What is needed: Write out each line in which the string "azulada" is present.

The data:

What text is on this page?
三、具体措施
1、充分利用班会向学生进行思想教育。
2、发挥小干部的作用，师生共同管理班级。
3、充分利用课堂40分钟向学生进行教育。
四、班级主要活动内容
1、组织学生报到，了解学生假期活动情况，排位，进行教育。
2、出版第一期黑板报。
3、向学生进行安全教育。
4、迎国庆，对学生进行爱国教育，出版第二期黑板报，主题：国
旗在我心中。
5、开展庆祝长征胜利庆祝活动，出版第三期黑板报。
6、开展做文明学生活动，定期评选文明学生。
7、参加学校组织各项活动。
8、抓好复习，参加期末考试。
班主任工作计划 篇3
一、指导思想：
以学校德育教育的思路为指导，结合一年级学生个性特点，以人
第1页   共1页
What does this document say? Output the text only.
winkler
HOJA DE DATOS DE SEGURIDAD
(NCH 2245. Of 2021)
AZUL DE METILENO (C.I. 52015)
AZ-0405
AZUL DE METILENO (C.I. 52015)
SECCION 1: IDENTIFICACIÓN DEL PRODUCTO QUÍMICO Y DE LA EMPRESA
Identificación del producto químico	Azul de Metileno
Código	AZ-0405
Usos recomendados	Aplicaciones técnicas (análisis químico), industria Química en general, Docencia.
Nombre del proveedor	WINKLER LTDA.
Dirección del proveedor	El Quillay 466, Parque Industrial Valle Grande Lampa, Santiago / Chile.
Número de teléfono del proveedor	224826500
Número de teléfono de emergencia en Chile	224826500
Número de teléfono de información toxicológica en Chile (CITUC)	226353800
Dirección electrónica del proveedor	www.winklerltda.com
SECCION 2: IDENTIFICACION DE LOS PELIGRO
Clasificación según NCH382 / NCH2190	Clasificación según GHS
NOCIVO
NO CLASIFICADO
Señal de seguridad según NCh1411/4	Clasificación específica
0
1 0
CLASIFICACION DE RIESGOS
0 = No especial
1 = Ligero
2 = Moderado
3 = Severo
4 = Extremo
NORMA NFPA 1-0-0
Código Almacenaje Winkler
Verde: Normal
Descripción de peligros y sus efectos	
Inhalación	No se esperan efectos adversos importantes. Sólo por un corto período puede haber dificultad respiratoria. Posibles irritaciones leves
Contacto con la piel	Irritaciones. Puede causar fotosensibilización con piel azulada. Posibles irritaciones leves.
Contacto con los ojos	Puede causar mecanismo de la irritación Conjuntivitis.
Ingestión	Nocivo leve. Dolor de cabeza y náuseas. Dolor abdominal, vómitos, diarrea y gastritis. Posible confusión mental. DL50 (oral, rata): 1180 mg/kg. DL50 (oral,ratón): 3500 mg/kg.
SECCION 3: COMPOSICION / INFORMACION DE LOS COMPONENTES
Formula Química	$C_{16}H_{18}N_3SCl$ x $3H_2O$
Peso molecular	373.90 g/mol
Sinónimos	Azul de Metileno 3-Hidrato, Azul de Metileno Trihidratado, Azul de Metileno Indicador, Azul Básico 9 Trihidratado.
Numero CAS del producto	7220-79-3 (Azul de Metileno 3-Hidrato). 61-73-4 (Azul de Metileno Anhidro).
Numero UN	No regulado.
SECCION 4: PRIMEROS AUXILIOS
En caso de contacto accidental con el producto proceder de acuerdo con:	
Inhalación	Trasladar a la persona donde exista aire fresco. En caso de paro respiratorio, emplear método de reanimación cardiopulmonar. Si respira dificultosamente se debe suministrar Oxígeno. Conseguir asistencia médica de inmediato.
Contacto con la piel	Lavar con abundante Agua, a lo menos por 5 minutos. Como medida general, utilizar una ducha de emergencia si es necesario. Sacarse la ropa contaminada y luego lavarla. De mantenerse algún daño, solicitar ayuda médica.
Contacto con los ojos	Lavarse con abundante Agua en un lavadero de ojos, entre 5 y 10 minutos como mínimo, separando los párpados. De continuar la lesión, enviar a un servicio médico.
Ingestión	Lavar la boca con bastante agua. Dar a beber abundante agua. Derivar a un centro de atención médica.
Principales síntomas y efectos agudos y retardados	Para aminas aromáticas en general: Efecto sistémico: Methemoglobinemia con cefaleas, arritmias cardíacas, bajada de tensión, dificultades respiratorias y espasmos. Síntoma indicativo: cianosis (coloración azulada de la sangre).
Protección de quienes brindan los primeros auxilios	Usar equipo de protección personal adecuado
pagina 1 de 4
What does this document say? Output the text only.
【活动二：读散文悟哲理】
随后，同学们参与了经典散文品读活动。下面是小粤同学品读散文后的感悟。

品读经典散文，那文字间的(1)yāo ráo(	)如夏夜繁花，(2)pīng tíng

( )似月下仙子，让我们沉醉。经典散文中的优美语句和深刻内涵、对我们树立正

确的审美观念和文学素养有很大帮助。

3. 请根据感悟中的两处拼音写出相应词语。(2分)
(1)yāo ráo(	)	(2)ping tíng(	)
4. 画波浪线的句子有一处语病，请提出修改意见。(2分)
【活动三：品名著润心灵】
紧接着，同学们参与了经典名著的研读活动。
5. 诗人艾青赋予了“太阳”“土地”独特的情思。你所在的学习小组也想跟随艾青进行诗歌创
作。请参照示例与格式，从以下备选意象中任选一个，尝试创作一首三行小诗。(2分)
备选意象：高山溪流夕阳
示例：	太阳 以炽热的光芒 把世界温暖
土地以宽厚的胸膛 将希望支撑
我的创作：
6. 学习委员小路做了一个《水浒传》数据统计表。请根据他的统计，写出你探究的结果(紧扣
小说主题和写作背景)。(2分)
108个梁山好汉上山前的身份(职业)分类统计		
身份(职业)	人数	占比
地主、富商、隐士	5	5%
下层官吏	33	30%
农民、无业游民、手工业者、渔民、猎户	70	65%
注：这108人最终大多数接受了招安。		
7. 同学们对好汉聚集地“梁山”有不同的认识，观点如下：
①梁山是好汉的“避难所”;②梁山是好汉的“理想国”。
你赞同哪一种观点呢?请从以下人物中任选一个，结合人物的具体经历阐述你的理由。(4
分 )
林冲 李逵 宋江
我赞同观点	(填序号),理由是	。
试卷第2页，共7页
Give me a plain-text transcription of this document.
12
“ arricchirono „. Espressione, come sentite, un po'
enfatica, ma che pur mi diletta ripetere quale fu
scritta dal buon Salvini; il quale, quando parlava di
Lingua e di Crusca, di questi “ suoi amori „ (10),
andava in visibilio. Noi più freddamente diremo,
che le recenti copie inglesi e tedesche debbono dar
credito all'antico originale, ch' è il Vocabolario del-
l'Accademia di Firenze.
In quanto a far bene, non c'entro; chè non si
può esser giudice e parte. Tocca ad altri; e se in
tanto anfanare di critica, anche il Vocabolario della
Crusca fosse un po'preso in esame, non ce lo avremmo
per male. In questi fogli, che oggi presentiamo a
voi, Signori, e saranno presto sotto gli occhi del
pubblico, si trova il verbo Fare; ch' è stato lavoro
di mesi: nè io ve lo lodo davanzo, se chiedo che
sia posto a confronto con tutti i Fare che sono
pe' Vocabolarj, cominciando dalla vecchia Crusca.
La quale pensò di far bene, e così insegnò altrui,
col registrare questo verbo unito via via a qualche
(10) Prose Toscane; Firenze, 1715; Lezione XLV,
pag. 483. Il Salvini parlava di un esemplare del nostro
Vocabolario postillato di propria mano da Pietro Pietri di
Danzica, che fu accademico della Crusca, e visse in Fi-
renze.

The response:
Contacto con la piel	Irritaciones. Puede causar fotosensibilización con piel azulada. Posibles irritaciones leves.
Principales síntomas y efectos agudos y retardados	Para aminas aromáticas en general: Efecto sistémico: Methemoglobinemia con cefaleas, arritmias cardíacas, bajada de tensión, dificultades respiratorias y espasmos. Síntoma indicativo: cianosis (coloración azulada de la sangre).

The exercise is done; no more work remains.